[Stored rows]
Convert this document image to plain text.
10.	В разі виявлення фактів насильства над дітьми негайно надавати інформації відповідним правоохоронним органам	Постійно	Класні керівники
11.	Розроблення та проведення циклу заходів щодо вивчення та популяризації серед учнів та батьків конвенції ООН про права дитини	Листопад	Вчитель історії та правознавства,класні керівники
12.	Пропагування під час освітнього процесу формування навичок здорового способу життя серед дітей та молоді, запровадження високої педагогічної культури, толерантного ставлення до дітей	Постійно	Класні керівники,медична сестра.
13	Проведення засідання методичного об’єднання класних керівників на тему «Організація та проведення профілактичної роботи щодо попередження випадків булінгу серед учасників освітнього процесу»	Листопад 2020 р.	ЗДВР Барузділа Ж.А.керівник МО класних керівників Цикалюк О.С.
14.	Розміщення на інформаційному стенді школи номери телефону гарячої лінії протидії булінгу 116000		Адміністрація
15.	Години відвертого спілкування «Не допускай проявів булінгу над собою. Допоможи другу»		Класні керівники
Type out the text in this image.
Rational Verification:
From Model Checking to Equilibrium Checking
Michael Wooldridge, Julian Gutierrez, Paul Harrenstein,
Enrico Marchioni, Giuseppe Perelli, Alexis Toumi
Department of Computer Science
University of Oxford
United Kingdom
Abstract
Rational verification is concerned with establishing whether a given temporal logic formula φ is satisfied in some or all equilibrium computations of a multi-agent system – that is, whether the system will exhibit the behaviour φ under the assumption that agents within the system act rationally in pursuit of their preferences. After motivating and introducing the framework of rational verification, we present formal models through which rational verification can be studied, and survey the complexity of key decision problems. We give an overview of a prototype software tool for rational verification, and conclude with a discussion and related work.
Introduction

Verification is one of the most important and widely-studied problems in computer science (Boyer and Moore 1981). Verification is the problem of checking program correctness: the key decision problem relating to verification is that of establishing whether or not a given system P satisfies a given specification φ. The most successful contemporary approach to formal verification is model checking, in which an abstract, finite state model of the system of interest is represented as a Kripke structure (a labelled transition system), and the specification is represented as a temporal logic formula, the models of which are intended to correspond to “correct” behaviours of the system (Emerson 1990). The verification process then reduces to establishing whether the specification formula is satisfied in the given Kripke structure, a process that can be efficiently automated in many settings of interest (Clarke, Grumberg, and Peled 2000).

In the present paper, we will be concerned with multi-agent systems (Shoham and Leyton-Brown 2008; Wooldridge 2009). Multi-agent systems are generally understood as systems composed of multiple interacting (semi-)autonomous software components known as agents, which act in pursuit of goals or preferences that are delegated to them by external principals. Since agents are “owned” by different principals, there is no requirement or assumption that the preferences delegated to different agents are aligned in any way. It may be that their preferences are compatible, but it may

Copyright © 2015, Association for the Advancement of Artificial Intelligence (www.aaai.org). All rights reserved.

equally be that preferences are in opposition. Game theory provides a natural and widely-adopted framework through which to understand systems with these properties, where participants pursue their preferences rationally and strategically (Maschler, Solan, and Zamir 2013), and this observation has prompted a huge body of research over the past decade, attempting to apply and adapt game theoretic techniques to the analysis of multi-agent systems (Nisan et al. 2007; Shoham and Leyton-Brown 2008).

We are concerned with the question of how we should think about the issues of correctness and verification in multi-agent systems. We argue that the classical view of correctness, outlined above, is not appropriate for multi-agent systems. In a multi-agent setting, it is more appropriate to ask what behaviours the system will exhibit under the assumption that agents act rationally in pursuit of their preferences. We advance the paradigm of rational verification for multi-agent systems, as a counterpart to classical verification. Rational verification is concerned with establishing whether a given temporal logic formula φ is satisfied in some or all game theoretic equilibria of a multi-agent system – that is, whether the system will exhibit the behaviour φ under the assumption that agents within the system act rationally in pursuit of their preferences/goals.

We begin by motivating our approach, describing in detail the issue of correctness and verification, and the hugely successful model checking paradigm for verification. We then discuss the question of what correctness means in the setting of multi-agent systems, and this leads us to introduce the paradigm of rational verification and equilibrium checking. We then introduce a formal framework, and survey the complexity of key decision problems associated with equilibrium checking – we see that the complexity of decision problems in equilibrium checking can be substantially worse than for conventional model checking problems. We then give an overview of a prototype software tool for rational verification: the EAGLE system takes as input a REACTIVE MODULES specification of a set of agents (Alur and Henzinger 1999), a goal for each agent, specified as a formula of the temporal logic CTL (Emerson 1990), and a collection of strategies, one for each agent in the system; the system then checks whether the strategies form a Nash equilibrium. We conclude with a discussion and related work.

[Description of the task] From the listing above, return each line with the word "text".

[Correct result]
Convert this document image to plain text.
Type out the text in this image.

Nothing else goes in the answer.